Items from a document page collection:
■ ■ ■ ■

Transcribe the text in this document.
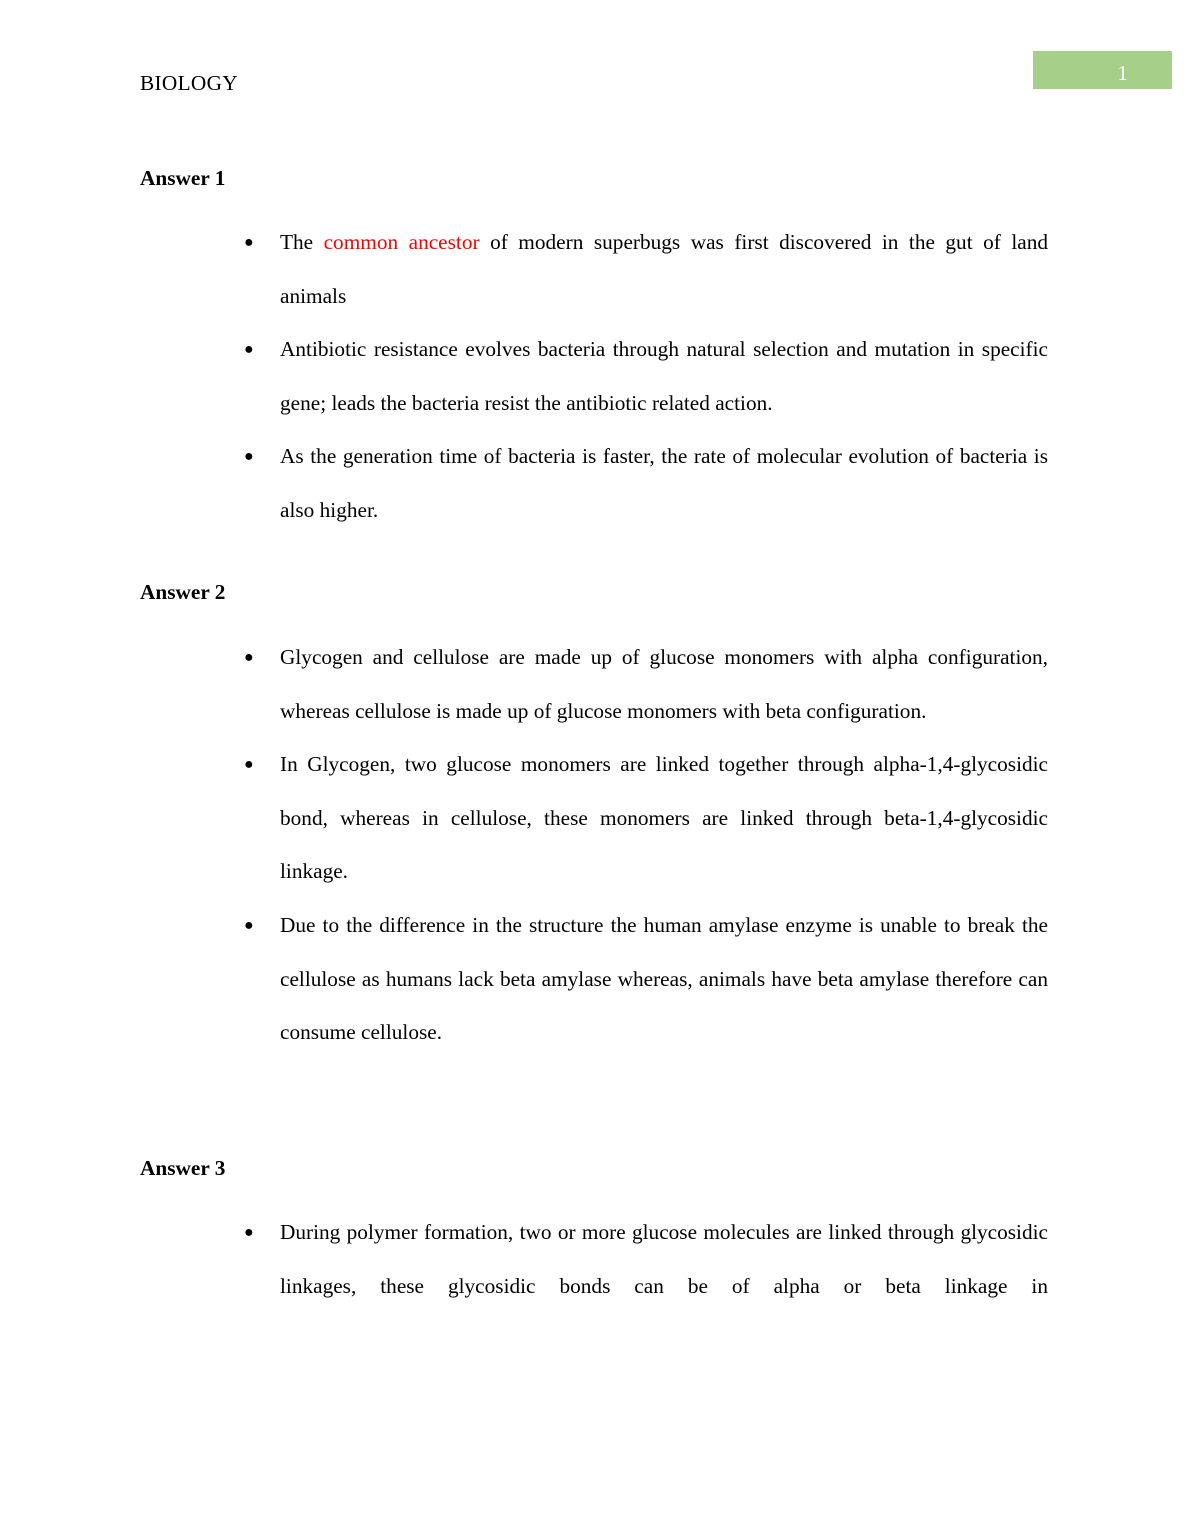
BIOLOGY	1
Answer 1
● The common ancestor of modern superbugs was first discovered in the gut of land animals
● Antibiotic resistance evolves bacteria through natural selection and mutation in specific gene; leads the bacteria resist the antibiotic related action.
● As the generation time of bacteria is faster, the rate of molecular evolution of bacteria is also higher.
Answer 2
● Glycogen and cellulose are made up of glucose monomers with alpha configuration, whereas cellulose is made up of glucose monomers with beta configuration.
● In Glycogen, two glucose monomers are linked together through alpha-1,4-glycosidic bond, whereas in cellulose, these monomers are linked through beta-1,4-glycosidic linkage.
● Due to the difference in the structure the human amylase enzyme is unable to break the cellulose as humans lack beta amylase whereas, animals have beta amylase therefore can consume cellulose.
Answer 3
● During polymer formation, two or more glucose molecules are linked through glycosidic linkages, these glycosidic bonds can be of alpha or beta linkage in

■ ■ ■ ■

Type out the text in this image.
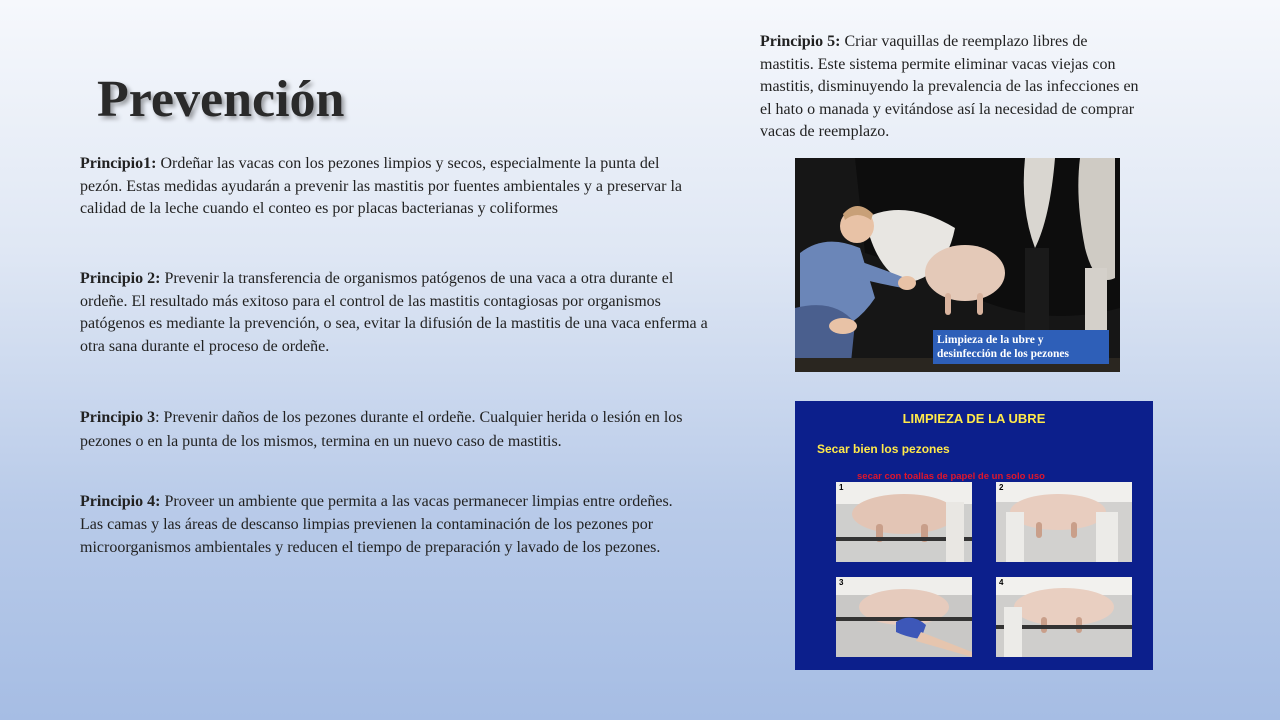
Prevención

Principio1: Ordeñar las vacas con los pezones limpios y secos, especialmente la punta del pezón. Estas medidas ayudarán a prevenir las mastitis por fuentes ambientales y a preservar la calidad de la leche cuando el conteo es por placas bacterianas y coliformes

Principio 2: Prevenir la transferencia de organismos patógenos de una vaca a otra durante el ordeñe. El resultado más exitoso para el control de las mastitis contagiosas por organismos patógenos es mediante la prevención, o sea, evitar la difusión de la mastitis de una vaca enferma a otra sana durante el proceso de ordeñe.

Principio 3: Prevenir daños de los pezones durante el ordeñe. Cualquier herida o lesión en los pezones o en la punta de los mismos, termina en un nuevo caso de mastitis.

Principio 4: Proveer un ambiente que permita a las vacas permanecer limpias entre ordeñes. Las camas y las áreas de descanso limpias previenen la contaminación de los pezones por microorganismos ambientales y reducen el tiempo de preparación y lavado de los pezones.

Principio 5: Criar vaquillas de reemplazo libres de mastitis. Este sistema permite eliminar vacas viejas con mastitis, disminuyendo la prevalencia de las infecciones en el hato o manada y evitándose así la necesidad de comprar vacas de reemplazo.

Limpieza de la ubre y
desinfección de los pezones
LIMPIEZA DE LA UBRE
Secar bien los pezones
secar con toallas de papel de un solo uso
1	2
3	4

■ ■ ■ ■

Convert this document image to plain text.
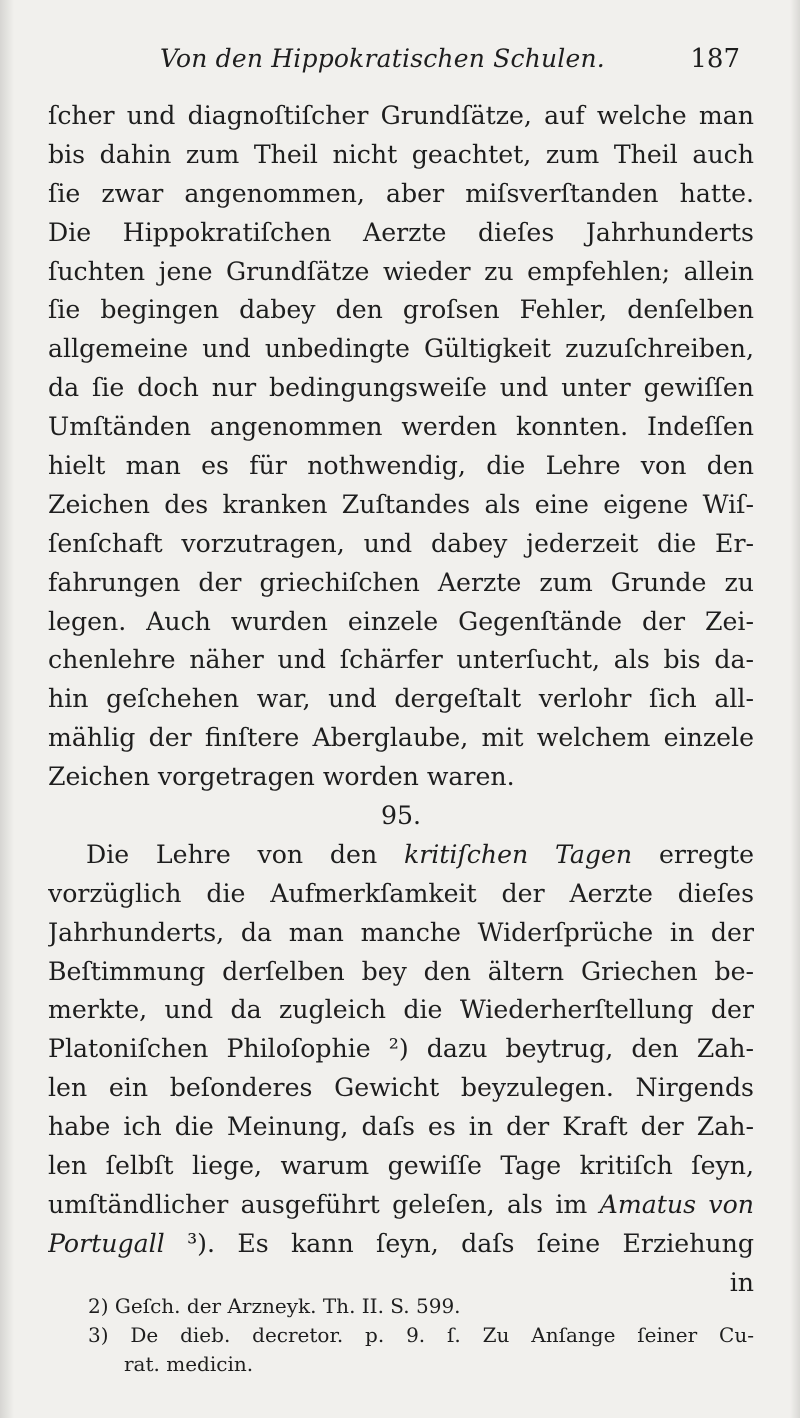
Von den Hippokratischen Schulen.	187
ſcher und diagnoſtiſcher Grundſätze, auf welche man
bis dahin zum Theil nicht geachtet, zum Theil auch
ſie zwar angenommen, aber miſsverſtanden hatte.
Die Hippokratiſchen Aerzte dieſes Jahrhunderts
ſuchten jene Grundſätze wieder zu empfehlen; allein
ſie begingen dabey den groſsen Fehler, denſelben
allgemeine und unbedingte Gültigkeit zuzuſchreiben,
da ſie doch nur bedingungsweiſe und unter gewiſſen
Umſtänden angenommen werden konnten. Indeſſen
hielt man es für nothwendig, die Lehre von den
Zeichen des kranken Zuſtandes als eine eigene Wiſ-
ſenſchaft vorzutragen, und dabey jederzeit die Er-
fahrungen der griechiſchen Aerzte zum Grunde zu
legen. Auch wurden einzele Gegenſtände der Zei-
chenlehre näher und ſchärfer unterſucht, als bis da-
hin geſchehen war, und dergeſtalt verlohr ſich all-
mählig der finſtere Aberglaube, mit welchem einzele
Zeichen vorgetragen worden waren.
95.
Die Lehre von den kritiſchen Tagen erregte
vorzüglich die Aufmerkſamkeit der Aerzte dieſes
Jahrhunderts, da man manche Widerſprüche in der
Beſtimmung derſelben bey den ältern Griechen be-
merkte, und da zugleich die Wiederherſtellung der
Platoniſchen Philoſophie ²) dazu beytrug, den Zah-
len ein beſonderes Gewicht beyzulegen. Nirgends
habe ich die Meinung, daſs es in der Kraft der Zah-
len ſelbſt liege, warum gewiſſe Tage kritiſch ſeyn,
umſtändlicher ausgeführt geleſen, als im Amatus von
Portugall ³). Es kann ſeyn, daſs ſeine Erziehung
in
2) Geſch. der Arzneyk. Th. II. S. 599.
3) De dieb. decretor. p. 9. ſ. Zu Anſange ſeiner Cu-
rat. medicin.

■ ■ ■ ■

### WHAT IS BEING ASKED
Return every line above in which the string "dabey" occurs.

### EXERCISE RESULT
ſie begingen dabey den groſsen Fehler, denſelben
ſenſchaft vorzutragen, und dabey jederzeit die Er-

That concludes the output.